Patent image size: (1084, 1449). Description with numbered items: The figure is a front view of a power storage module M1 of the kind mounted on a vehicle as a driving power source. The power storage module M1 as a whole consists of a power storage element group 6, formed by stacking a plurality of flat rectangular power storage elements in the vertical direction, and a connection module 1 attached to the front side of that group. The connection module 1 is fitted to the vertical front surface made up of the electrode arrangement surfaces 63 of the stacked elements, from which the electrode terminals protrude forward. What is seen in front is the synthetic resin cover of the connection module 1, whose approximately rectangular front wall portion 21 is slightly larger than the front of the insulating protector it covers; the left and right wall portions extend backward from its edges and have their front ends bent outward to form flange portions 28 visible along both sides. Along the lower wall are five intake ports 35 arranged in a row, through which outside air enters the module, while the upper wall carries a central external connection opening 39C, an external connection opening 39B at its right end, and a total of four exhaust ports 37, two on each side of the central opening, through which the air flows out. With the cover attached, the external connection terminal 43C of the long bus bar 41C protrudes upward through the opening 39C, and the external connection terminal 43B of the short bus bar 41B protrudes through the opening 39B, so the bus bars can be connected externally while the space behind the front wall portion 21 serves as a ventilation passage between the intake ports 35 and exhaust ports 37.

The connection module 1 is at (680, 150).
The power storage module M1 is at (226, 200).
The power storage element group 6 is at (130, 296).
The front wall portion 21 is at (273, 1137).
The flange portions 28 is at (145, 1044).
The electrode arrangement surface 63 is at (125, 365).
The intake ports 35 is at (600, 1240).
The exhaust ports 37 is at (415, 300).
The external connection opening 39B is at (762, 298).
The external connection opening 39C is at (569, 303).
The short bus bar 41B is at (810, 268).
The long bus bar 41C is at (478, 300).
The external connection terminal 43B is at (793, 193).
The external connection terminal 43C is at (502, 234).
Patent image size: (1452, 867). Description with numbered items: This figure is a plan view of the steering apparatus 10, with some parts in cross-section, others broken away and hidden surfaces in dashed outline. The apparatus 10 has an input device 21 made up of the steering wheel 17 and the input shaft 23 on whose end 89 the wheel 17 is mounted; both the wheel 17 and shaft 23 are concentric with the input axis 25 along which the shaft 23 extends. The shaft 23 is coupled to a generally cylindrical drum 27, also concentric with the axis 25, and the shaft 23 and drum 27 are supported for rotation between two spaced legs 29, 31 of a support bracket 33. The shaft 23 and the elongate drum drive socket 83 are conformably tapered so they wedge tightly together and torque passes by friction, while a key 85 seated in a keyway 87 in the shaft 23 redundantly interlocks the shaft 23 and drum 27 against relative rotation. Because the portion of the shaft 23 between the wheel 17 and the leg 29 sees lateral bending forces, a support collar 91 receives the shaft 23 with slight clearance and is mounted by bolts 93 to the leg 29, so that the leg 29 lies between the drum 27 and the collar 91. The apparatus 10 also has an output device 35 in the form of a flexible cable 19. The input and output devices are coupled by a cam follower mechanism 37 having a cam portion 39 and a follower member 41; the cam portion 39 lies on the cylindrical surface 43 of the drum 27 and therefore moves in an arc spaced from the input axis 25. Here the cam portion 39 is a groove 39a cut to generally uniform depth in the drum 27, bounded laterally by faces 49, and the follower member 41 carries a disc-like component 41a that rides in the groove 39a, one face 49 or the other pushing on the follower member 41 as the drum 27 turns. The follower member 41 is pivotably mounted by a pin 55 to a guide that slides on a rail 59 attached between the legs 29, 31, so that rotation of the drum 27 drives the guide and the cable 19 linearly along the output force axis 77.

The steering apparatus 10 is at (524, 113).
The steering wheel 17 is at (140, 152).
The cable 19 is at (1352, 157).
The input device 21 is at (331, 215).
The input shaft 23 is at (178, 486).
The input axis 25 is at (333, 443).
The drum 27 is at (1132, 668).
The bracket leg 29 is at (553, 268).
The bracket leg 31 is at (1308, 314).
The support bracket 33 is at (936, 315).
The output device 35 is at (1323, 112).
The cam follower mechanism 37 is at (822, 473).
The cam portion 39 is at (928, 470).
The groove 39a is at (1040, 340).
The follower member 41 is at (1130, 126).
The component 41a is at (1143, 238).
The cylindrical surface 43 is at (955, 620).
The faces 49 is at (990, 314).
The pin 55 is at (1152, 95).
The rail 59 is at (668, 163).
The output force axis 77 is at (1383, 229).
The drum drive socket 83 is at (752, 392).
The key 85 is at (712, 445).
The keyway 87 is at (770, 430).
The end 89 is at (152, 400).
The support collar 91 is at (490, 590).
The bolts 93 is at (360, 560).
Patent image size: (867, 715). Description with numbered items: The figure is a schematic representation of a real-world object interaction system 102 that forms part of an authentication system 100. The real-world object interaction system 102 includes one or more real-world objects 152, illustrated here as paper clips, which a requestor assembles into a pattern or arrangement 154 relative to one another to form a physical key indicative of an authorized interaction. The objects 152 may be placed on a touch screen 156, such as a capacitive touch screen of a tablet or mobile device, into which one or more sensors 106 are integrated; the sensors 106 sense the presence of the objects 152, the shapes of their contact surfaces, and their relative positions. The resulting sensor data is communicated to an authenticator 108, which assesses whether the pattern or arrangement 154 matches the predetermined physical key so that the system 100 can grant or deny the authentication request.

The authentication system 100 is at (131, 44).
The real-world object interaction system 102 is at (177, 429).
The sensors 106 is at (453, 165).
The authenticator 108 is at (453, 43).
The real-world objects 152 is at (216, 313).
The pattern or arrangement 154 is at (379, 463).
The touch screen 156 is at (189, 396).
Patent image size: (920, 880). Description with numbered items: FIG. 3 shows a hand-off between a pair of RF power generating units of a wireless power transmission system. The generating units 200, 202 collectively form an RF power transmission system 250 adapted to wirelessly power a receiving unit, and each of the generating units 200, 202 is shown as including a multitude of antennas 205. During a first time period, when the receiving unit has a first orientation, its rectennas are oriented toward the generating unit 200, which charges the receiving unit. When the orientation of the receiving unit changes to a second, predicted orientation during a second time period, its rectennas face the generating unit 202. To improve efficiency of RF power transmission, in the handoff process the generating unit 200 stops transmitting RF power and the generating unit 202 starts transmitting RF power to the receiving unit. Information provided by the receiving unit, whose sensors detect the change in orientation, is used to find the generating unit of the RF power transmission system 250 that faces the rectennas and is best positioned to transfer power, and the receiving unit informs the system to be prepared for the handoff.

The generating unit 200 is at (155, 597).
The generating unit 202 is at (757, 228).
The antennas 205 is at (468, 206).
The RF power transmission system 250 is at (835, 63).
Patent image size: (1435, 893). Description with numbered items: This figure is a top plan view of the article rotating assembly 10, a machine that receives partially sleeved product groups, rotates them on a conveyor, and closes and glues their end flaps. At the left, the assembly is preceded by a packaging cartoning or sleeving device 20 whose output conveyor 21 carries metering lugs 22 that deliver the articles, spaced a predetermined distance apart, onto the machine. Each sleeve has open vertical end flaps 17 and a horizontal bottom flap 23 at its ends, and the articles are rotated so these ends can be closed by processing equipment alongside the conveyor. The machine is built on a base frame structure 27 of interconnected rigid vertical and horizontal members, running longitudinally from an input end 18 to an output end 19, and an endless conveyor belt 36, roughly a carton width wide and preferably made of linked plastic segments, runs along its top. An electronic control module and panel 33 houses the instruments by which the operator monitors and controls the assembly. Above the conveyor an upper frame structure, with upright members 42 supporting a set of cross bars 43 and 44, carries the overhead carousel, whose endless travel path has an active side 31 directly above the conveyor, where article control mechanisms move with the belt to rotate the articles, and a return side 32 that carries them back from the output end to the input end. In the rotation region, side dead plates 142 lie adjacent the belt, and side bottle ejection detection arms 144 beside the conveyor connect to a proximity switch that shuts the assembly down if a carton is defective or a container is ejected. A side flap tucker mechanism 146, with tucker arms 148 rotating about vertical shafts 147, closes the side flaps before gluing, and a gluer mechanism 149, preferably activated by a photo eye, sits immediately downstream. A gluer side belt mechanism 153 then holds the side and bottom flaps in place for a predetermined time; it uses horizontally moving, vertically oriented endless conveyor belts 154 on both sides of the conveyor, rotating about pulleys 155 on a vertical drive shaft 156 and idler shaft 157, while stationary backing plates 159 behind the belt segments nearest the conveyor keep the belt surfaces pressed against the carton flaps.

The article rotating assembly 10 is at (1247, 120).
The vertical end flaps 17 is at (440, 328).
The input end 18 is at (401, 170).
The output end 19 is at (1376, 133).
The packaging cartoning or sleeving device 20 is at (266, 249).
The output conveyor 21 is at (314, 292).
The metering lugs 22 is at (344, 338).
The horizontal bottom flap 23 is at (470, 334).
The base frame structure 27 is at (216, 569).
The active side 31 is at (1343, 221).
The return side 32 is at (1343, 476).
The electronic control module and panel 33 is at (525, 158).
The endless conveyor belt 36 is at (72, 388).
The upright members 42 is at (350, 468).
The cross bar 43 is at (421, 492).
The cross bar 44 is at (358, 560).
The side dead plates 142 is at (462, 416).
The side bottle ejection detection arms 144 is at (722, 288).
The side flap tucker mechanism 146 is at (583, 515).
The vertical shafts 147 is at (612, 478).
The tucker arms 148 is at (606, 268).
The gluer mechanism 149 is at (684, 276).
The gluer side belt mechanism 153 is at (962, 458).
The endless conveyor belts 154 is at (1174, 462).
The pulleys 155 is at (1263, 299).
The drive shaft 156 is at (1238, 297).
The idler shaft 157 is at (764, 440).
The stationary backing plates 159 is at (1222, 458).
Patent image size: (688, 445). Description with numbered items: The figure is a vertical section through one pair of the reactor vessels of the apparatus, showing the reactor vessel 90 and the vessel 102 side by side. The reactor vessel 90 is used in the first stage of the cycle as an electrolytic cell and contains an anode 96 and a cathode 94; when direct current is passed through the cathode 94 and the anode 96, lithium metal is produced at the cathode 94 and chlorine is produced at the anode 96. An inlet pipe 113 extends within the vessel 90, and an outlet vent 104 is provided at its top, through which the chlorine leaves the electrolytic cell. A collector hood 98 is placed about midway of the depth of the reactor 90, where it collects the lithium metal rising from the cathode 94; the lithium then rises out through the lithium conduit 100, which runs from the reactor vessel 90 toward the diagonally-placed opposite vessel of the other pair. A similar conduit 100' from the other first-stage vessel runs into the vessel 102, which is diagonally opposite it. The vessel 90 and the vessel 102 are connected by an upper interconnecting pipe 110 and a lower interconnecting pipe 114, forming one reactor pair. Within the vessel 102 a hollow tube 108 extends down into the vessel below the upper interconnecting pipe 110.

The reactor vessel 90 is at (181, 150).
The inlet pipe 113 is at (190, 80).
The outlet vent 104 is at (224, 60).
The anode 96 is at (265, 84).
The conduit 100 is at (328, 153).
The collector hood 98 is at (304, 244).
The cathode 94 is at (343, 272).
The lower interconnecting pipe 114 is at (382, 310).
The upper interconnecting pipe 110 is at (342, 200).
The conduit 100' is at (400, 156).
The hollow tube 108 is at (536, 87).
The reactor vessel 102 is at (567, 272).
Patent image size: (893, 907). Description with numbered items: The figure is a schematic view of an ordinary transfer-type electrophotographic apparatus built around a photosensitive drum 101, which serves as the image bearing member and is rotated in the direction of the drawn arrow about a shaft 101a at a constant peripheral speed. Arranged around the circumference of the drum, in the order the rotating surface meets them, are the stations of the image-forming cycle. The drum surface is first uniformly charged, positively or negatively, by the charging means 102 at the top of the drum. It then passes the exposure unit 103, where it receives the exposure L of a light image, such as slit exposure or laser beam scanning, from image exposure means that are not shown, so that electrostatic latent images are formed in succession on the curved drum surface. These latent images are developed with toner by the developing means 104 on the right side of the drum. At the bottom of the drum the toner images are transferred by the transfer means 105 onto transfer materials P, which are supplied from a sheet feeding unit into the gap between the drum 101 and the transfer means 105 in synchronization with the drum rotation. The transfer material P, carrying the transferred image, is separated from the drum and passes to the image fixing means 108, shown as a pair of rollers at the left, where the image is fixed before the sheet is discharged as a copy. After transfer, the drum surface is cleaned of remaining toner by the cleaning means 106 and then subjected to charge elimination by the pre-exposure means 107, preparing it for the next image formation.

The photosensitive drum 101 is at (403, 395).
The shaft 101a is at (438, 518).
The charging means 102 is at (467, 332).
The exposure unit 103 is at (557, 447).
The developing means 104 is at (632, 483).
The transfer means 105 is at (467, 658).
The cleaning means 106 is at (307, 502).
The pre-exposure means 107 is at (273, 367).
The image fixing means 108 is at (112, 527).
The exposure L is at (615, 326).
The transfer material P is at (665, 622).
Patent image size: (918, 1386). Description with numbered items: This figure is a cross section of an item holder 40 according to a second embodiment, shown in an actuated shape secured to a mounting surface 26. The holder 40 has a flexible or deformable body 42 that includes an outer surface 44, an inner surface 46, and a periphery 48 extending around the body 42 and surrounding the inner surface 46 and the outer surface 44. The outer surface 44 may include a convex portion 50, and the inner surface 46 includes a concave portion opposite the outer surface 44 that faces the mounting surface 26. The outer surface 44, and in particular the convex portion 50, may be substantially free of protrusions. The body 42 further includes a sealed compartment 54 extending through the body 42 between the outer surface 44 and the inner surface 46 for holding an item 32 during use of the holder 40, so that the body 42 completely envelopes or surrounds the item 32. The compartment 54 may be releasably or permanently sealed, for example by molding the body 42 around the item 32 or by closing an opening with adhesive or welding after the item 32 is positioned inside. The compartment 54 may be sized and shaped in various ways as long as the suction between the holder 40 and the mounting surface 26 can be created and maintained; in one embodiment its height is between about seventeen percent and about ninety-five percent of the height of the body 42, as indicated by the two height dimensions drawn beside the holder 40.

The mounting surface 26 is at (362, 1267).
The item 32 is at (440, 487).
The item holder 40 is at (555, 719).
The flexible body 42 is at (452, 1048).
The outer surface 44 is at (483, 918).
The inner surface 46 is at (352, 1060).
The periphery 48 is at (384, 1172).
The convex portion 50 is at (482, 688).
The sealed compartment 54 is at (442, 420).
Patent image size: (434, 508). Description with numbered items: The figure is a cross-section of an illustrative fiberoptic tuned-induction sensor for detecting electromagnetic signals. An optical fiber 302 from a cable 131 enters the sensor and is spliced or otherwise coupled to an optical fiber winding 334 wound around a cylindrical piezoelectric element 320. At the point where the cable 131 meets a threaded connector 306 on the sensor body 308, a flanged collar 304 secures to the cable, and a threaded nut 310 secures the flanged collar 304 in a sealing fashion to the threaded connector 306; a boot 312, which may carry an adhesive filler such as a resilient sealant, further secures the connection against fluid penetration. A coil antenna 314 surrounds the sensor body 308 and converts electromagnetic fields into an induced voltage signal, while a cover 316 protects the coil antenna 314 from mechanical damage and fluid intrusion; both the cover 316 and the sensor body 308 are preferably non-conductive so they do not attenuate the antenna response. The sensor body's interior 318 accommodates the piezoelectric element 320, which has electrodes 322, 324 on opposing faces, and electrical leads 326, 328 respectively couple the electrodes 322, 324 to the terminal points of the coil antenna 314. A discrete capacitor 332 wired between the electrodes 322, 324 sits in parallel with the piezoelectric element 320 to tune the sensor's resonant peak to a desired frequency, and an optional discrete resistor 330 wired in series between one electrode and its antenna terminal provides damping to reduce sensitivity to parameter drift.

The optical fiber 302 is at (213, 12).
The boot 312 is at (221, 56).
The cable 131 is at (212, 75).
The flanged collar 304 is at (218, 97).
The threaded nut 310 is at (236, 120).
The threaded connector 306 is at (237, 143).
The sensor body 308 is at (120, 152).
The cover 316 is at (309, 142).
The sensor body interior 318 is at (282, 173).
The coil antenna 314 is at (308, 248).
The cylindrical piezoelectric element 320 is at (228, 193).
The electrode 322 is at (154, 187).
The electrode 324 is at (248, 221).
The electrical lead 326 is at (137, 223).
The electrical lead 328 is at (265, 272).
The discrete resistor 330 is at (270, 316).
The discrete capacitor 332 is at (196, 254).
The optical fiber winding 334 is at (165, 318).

_PROBLEM STATEMENT_: Copy word for word the lines from the one containing "Patent image size: (867, 715)." through the one containing "The touch screen 156 is at (189, 396).", both included.

_SOLUTION TO THIS TASK_:
Patent image size: (867, 715). Description with numbered items: The figure is a schematic representation of a real-world object interaction system 102 that forms part of an authentication system 100. The real-world object interaction system 102 includes one or more real-world objects 152, illustrated here as paper clips, which a requestor assembles into a pattern or arrangement 154 relative to one another to form a physical key indicative of an authorized interaction. The objects 152 may be placed on a touch screen 156, such as a capacitive touch screen of a tablet or mobile device, into which one or more sensors 106 are integrated; the sensors 106 sense the presence of the objects 152, the shapes of their contact surfaces, and their relative positions. The resulting sensor data is communicated to an authenticator 108, which assesses whether the pattern or arrangement 154 matches the predetermined physical key so that the system 100 can grant or deny the authentication request.

The authentication system 100 is at (131, 44).
The real-world object interaction system 102 is at (177, 429).
The sensors 106 is at (453, 165).
The authenticator 108 is at (453, 43).
The real-world objects 152 is at (216, 313).
The pattern or arrangement 154 is at (379, 463).
The touch screen 156 is at (189, 396).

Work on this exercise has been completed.